_EXTRACTED MATERIAL_:
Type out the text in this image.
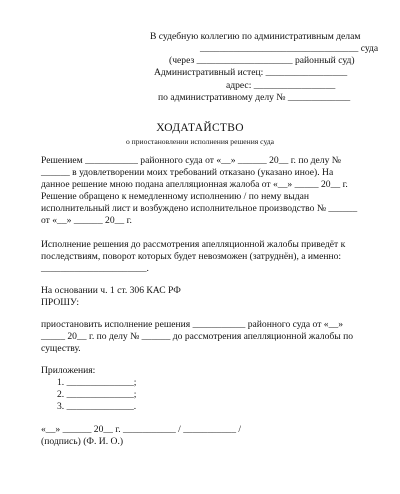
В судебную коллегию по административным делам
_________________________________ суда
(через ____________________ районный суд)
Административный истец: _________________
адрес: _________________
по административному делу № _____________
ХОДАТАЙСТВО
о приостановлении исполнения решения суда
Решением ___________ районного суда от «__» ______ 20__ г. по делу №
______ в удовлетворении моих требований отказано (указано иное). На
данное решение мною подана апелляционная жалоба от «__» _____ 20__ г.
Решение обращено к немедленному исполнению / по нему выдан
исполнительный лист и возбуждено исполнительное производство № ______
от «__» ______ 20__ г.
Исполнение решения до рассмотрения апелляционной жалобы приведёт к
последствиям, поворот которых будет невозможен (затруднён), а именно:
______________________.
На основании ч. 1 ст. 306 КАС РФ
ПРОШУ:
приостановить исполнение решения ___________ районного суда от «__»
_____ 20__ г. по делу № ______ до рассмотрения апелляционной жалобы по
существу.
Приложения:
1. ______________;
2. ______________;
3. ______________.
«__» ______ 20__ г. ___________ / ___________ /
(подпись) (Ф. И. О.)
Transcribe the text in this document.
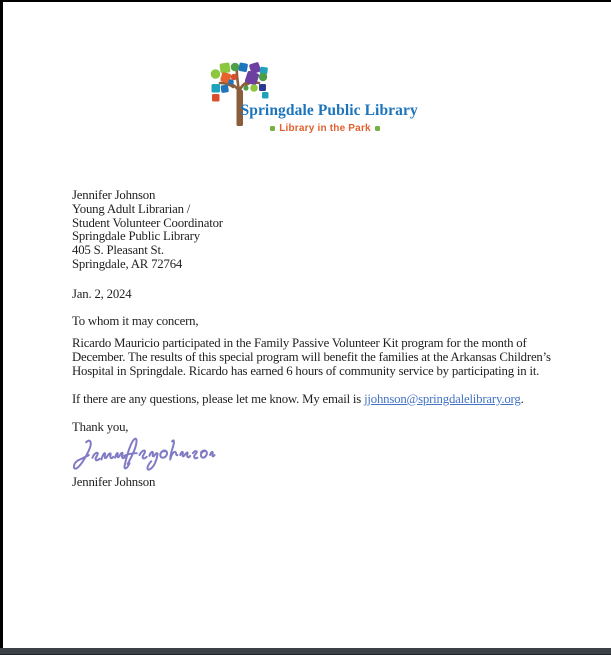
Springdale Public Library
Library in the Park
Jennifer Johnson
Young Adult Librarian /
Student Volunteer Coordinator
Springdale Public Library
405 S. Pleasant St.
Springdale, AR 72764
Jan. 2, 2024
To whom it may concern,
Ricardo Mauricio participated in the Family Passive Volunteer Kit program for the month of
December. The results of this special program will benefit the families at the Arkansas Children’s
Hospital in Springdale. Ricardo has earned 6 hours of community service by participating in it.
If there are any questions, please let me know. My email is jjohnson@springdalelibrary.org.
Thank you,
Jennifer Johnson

_REQUIREMENTS_:
Pictures are excluded; repeat every record exactly.

_SOLUTION TO THIS TASK_:
Type out the text in this image.
В судебную коллегию по административным делам
_________________________________ суда
(через ____________________ районный суд)
Административный истец: _________________
адрес: _________________
по административному делу № _____________
ХОДАТАЙСТВО
о приостановлении исполнения решения суда
Решением ___________ районного суда от «__» ______ 20__ г. по делу №
______ в удовлетворении моих требований отказано (указано иное). На
данное решение мною подана апелляционная жалоба от «__» _____ 20__ г.
Решение обращено к немедленному исполнению / по нему выдан
исполнительный лист и возбуждено исполнительное производство № ______
от «__» ______ 20__ г.
Исполнение решения до рассмотрения апелляционной жалобы приведёт к
последствиям, поворот которых будет невозможен (затруднён), а именно:
______________________.
На основании ч. 1 ст. 306 КАС РФ
ПРОШУ:
приостановить исполнение решения ___________ районного суда от «__»
_____ 20__ г. по делу № ______ до рассмотрения апелляционной жалобы по
существу.
Приложения:
1. ______________;
2. ______________;
3. ______________.
«__» ______ 20__ г. ___________ / ___________ /
(подпись) (Ф. И. О.)
Transcribe the text in this document.
Springdale Public Library
Library in the Park
Jennifer Johnson
Young Adult Librarian /
Student Volunteer Coordinator
Springdale Public Library
405 S. Pleasant St.
Springdale, AR 72764
Jan. 2, 2024
To whom it may concern,
Ricardo Mauricio participated in the Family Passive Volunteer Kit program for the month of
December. The results of this special program will benefit the families at the Arkansas Children’s
Hospital in Springdale. Ricardo has earned 6 hours of community service by participating in it.
If there are any questions, please let me know. My email is jjohnson@springdalelibrary.org.
Thank you,
Jennifer Johnson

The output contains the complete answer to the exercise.